- _What you need to do_:
Locate the string "momento" in the listing below. Copy every line where it is found.

- _Material provided_:

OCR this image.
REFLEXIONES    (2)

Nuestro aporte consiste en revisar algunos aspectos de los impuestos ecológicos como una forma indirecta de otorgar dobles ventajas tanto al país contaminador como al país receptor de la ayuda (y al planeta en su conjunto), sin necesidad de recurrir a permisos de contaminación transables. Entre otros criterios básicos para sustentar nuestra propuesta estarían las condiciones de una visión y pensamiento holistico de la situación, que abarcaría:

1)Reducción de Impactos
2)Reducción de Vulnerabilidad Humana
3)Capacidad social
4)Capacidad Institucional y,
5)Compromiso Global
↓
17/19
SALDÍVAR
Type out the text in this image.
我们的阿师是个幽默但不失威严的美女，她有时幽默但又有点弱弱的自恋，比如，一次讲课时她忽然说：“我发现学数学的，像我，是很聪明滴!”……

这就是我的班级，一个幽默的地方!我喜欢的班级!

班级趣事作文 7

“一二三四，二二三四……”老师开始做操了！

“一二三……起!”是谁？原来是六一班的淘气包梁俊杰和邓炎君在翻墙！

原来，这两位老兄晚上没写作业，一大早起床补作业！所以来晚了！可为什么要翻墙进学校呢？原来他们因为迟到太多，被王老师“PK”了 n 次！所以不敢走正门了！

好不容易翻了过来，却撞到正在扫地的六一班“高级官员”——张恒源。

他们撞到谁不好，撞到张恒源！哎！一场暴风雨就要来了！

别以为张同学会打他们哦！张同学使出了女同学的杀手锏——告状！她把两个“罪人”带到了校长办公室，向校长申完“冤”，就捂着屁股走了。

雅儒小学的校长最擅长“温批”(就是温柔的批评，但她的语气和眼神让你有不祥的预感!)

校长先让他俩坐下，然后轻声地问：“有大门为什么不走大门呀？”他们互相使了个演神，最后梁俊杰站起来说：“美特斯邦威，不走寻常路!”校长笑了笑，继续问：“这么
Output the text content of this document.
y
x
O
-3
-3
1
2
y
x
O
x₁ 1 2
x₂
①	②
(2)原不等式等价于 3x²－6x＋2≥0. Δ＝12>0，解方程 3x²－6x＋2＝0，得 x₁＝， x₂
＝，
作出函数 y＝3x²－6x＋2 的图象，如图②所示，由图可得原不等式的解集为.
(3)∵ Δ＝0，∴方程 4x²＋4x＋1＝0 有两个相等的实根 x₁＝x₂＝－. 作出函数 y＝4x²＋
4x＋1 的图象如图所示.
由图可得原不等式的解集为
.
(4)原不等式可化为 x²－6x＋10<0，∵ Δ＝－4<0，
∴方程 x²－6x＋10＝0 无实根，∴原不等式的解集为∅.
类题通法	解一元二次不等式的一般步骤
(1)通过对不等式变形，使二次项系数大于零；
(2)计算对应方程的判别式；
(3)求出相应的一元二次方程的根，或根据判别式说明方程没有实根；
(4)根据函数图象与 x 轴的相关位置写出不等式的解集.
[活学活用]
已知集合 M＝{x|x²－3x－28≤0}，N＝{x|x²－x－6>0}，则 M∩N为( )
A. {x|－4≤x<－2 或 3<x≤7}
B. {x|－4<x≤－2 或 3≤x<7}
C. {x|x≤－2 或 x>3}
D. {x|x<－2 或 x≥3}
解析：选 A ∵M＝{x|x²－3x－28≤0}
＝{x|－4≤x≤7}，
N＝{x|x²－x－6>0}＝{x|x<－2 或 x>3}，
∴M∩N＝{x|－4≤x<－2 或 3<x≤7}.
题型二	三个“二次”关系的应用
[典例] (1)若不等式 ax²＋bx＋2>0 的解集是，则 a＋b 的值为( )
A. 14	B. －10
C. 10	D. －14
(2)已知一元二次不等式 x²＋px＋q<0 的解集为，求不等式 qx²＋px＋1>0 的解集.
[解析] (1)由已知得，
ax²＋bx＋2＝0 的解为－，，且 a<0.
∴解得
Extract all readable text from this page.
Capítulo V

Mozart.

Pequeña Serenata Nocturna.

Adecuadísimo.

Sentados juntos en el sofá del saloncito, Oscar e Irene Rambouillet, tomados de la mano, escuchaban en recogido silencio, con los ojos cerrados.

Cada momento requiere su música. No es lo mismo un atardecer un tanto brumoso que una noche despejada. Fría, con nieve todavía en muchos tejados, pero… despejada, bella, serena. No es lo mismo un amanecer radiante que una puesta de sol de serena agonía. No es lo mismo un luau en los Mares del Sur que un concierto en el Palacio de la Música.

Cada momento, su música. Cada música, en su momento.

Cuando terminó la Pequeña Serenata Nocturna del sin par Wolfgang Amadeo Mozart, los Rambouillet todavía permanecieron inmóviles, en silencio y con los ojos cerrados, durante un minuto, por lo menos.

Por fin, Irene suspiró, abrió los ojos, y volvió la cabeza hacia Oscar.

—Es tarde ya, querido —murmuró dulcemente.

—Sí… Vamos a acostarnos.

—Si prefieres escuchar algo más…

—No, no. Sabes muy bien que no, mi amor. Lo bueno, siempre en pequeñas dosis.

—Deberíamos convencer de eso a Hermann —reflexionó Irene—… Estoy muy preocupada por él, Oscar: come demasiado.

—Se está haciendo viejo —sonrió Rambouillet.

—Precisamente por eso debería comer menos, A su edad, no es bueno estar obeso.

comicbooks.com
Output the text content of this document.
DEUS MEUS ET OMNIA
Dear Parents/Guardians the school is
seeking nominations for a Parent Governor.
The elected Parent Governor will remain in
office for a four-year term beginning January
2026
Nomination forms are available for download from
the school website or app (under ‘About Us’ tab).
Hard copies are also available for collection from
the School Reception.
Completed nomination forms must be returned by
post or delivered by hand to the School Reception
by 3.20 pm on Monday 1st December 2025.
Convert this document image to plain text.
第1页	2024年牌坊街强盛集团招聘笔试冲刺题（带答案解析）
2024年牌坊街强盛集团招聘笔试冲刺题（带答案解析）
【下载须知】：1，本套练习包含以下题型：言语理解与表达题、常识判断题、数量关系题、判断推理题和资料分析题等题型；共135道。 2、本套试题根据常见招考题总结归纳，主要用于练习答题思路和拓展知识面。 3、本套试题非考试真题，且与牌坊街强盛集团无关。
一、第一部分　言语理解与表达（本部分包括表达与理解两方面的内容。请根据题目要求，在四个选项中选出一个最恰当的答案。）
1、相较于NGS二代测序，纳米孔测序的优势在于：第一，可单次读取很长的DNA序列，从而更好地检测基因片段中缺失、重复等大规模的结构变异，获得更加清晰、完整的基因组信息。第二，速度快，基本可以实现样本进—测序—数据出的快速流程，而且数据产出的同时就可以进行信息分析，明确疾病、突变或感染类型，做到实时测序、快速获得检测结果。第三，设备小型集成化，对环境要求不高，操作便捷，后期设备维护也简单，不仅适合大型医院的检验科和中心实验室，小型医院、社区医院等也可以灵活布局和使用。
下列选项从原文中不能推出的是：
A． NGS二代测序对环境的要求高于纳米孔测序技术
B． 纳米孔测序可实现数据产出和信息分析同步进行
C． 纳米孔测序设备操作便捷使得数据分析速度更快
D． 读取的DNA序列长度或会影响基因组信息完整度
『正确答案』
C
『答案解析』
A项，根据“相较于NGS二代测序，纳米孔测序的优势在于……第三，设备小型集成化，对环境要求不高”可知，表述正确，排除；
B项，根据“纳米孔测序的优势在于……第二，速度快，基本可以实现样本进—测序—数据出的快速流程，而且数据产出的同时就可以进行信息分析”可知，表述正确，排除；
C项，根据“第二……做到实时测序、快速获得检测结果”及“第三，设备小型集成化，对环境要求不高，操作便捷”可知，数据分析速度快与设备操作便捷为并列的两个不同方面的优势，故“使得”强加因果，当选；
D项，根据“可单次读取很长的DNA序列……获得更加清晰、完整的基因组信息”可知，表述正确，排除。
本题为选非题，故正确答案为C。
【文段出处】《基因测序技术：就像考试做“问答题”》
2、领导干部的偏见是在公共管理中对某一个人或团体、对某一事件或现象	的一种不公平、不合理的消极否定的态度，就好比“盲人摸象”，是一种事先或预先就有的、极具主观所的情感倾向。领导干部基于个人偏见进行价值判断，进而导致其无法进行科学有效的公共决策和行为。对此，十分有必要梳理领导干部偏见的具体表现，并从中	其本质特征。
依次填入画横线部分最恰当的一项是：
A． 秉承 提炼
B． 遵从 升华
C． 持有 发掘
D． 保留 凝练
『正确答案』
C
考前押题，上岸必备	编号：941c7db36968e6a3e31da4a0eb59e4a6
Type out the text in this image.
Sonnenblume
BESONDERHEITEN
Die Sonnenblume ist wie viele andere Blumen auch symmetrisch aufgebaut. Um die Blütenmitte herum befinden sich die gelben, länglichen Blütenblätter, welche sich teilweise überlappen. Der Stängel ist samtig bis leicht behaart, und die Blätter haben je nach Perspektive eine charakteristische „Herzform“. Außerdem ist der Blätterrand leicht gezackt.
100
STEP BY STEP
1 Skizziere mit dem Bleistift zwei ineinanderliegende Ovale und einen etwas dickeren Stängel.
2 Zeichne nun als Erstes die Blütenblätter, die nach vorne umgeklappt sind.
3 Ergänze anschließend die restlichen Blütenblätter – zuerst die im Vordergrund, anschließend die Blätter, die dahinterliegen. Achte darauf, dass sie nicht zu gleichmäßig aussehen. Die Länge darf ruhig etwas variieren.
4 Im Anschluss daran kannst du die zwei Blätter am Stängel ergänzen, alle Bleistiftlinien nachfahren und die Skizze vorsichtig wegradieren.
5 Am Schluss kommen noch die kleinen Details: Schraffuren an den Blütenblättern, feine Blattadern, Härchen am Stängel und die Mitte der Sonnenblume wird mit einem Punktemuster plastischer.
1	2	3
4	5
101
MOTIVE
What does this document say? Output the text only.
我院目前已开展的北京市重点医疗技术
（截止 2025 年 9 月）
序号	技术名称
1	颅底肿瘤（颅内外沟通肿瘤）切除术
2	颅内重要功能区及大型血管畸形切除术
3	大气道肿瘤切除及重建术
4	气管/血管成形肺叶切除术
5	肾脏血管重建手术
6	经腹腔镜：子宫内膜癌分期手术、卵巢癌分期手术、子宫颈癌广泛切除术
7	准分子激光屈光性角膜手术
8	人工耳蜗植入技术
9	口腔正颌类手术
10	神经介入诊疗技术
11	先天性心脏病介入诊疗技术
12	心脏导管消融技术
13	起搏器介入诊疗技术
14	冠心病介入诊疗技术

- _Reply to the exercise_:
Cada momento requiere su música. No es lo mismo un atardecer un tanto brumoso que una noche despejada. Fría, con nieve todavía en muchos tejados, pero… despejada, bella, serena. No es lo mismo un amanecer radiante que una puesta de sol de serena agonía. No es lo mismo un luau en los Mares del Sur que un concierto en el Palacio de la Música.
Cada momento, su música. Cada música, en su momento.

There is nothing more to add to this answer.